WORK REQUIRED → Transcribe all the entries word for word, omitting any pictures they contain.

TASK DATA →
☆ ☆ ☆ ☆

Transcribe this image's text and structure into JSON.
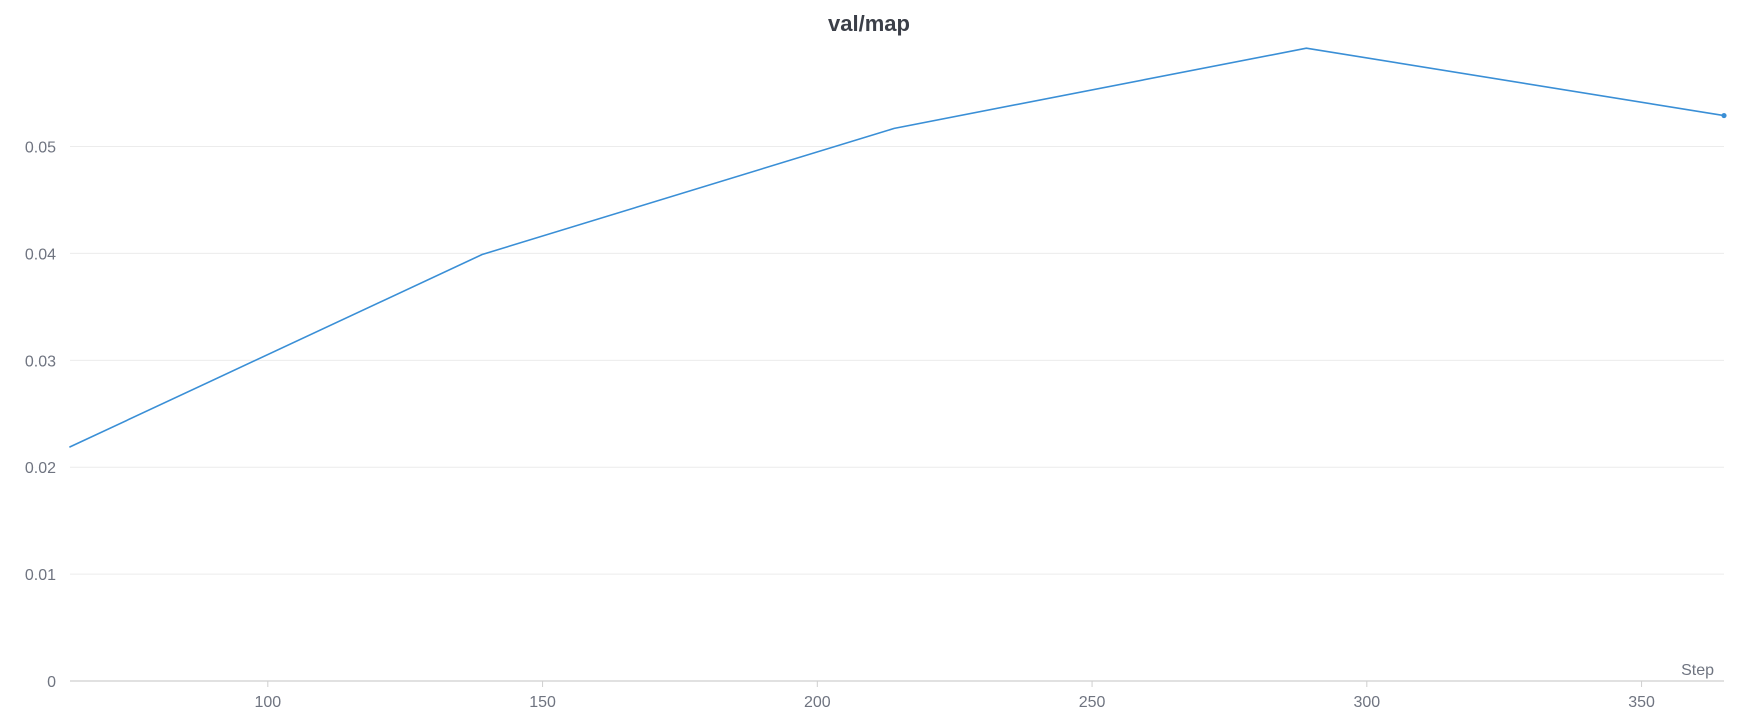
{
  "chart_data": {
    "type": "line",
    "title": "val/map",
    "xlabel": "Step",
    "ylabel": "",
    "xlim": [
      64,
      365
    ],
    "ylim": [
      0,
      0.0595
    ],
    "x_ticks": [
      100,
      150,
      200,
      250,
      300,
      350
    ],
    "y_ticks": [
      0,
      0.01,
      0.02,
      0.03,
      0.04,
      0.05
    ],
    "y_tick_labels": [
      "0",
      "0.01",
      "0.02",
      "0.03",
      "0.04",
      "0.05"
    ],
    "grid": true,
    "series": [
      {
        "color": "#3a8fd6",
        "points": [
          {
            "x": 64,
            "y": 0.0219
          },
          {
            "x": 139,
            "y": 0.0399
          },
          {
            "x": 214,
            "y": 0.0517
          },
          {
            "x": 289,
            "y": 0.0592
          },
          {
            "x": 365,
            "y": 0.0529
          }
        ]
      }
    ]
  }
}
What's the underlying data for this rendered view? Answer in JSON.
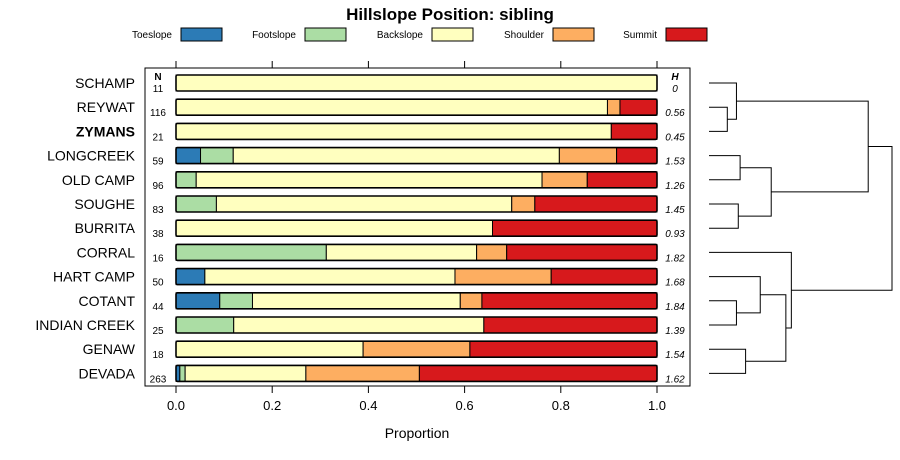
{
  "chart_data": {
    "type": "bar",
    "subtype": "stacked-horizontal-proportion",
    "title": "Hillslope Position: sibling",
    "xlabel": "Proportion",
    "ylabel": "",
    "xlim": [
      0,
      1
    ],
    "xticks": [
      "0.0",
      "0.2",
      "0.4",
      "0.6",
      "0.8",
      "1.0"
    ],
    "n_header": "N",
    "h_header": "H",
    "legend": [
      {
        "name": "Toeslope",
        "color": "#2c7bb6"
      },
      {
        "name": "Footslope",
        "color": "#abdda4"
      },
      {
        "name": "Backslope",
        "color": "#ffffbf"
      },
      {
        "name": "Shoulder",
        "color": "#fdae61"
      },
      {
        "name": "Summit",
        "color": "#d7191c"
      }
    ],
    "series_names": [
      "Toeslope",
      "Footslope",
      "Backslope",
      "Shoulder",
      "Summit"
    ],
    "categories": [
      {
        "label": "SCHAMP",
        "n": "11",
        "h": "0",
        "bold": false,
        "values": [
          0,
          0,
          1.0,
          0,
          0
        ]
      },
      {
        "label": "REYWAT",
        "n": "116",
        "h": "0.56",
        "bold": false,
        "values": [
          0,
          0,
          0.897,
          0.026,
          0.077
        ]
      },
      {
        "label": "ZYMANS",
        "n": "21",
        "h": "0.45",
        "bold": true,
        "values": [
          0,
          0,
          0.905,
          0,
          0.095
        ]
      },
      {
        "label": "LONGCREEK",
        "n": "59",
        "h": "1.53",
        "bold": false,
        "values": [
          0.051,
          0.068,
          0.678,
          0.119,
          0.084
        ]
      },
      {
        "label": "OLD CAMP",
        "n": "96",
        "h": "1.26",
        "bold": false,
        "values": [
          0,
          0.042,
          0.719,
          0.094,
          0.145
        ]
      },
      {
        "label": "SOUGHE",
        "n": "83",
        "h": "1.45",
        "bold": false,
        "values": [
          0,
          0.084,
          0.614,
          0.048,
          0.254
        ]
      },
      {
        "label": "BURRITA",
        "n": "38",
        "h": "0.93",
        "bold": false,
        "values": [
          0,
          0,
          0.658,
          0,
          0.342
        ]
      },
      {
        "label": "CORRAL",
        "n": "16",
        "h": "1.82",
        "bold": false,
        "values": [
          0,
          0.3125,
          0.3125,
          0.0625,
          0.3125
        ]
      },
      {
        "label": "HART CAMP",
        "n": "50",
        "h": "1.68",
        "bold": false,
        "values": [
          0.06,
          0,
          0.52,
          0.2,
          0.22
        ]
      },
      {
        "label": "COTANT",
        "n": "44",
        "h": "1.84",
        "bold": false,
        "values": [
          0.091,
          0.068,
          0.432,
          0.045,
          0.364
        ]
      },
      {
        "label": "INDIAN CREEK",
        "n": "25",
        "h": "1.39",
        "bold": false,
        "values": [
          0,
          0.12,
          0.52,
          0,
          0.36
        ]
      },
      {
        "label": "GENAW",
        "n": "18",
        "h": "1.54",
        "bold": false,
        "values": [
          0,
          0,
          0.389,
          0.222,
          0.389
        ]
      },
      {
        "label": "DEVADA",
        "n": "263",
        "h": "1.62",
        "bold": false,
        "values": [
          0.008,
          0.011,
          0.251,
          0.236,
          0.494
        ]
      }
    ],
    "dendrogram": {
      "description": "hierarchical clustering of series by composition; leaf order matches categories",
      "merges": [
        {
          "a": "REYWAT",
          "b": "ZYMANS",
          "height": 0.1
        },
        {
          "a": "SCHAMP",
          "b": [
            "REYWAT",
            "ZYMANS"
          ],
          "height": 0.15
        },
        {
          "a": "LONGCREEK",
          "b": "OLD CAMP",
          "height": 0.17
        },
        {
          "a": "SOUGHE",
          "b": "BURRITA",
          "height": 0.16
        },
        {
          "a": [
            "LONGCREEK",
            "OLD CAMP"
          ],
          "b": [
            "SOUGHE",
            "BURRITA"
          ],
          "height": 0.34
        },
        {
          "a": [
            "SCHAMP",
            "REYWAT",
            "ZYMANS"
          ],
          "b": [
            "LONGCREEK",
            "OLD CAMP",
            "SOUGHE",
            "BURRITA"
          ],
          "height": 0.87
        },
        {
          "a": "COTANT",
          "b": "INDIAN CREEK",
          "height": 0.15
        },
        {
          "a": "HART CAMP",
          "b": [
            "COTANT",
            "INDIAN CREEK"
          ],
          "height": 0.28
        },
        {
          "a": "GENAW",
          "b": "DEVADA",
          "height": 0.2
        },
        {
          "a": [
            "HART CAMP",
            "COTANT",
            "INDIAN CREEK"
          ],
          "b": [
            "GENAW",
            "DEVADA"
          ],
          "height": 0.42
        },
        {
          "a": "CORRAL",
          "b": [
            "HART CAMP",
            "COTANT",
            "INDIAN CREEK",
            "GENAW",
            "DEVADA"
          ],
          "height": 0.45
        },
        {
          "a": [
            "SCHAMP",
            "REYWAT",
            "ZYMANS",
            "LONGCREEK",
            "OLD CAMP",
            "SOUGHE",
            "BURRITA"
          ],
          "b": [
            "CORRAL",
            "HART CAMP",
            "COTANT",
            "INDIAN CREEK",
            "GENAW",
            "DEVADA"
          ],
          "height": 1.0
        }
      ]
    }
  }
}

☆ ☆ ☆ ☆

PROBLEM SOLUTION →
Transcribe this image's text and structure into JSON.
{
  "chart_data": {
    "type": "line",
    "title": "val/map",
    "xlabel": "Step",
    "ylabel": "",
    "xlim": [
      64,
      365
    ],
    "ylim": [
      0,
      0.0595
    ],
    "x_ticks": [
      100,
      150,
      200,
      250,
      300,
      350
    ],
    "y_ticks": [
      0,
      0.01,
      0.02,
      0.03,
      0.04,
      0.05
    ],
    "y_tick_labels": [
      "0",
      "0.01",
      "0.02",
      "0.03",
      "0.04",
      "0.05"
    ],
    "grid": true,
    "series": [
      {
        "color": "#3a8fd6",
        "points": [
          {
            "x": 64,
            "y": 0.0219
          },
          {
            "x": 139,
            "y": 0.0399
          },
          {
            "x": 214,
            "y": 0.0517
          },
          {
            "x": 289,
            "y": 0.0592
          },
          {
            "x": 365,
            "y": 0.0529
          }
        ]
      }
    ]
  }
}
What's the underlying data for this rendered view? Answer in JSON.
{
  "chart_data": {
    "type": "bar",
    "subtype": "stacked-horizontal-proportion",
    "title": "Hillslope Position: sibling",
    "xlabel": "Proportion",
    "ylabel": "",
    "xlim": [
      0,
      1
    ],
    "xticks": [
      "0.0",
      "0.2",
      "0.4",
      "0.6",
      "0.8",
      "1.0"
    ],
    "n_header": "N",
    "h_header": "H",
    "legend": [
      {
        "name": "Toeslope",
        "color": "#2c7bb6"
      },
      {
        "name": "Footslope",
        "color": "#abdda4"
      },
      {
        "name": "Backslope",
        "color": "#ffffbf"
      },
      {
        "name": "Shoulder",
        "color": "#fdae61"
      },
      {
        "name": "Summit",
        "color": "#d7191c"
      }
    ],
    "series_names": [
      "Toeslope",
      "Footslope",
      "Backslope",
      "Shoulder",
      "Summit"
    ],
    "categories": [
      {
        "label": "SCHAMP",
        "n": "11",
        "h": "0",
        "bold": false,
        "values": [
          0,
          0,
          1.0,
          0,
          0
        ]
      },
      {
        "label": "REYWAT",
        "n": "116",
        "h": "0.56",
        "bold": false,
        "values": [
          0,
          0,
          0.897,
          0.026,
          0.077
        ]
      },
      {
        "label": "ZYMANS",
        "n": "21",
        "h": "0.45",
        "bold": true,
        "values": [
          0,
          0,
          0.905,
          0,
          0.095
        ]
      },
      {
        "label": "LONGCREEK",
        "n": "59",
        "h": "1.53",
        "bold": false,
        "values": [
          0.051,
          0.068,
          0.678,
          0.119,
          0.084
        ]
      },
      {
        "label": "OLD CAMP",
        "n": "96",
        "h": "1.26",
        "bold": false,
        "values": [
          0,
          0.042,
          0.719,
          0.094,
          0.145
        ]
      },
      {
        "label": "SOUGHE",
        "n": "83",
        "h": "1.45",
        "bold": false,
        "values": [
          0,
          0.084,
          0.614,
          0.048,
          0.254
        ]
      },
      {
        "label": "BURRITA",
        "n": "38",
        "h": "0.93",
        "bold": false,
        "values": [
          0,
          0,
          0.658,
          0,
          0.342
        ]
      },
      {
        "label": "CORRAL",
        "n": "16",
        "h": "1.82",
        "bold": false,
        "values": [
          0,
          0.3125,
          0.3125,
          0.0625,
          0.3125
        ]
      },
      {
        "label": "HART CAMP",
        "n": "50",
        "h": "1.68",
        "bold": false,
        "values": [
          0.06,
          0,
          0.52,
          0.2,
          0.22
        ]
      },
      {
        "label": "COTANT",
        "n": "44",
        "h": "1.84",
        "bold": false,
        "values": [
          0.091,
          0.068,
          0.432,
          0.045,
          0.364
        ]
      },
      {
        "label": "INDIAN CREEK",
        "n": "25",
        "h": "1.39",
        "bold": false,
        "values": [
          0,
          0.12,
          0.52,
          0,
          0.36
        ]
      },
      {
        "label": "GENAW",
        "n": "18",
        "h": "1.54",
        "bold": false,
        "values": [
          0,
          0,
          0.389,
          0.222,
          0.389
        ]
      },
      {
        "label": "DEVADA",
        "n": "263",
        "h": "1.62",
        "bold": false,
        "values": [
          0.008,
          0.011,
          0.251,
          0.236,
          0.494
        ]
      }
    ],
    "dendrogram": {
      "description": "hierarchical clustering of series by composition; leaf order matches categories",
      "merges": [
        {
          "a": "REYWAT",
          "b": "ZYMANS",
          "height": 0.1
        },
        {
          "a": "SCHAMP",
          "b": [
            "REYWAT",
            "ZYMANS"
          ],
          "height": 0.15
        },
        {
          "a": "LONGCREEK",
          "b": "OLD CAMP",
          "height": 0.17
        },
        {
          "a": "SOUGHE",
          "b": "BURRITA",
          "height": 0.16
        },
        {
          "a": [
            "LONGCREEK",
            "OLD CAMP"
          ],
          "b": [
            "SOUGHE",
            "BURRITA"
          ],
          "height": 0.34
        },
        {
          "a": [
            "SCHAMP",
            "REYWAT",
            "ZYMANS"
          ],
          "b": [
            "LONGCREEK",
            "OLD CAMP",
            "SOUGHE",
            "BURRITA"
          ],
          "height": 0.87
        },
        {
          "a": "COTANT",
          "b": "INDIAN CREEK",
          "height": 0.15
        },
        {
          "a": "HART CAMP",
          "b": [
            "COTANT",
            "INDIAN CREEK"
          ],
          "height": 0.28
        },
        {
          "a": "GENAW",
          "b": "DEVADA",
          "height": 0.2
        },
        {
          "a": [
            "HART CAMP",
            "COTANT",
            "INDIAN CREEK"
          ],
          "b": [
            "GENAW",
            "DEVADA"
          ],
          "height": 0.42
        },
        {
          "a": "CORRAL",
          "b": [
            "HART CAMP",
            "COTANT",
            "INDIAN CREEK",
            "GENAW",
            "DEVADA"
          ],
          "height": 0.45
        },
        {
          "a": [
            "SCHAMP",
            "REYWAT",
            "ZYMANS",
            "LONGCREEK",
            "OLD CAMP",
            "SOUGHE",
            "BURRITA"
          ],
          "b": [
            "CORRAL",
            "HART CAMP",
            "COTANT",
            "INDIAN CREEK",
            "GENAW",
            "DEVADA"
          ],
          "height": 1.0
        }
      ]
    }
  }
}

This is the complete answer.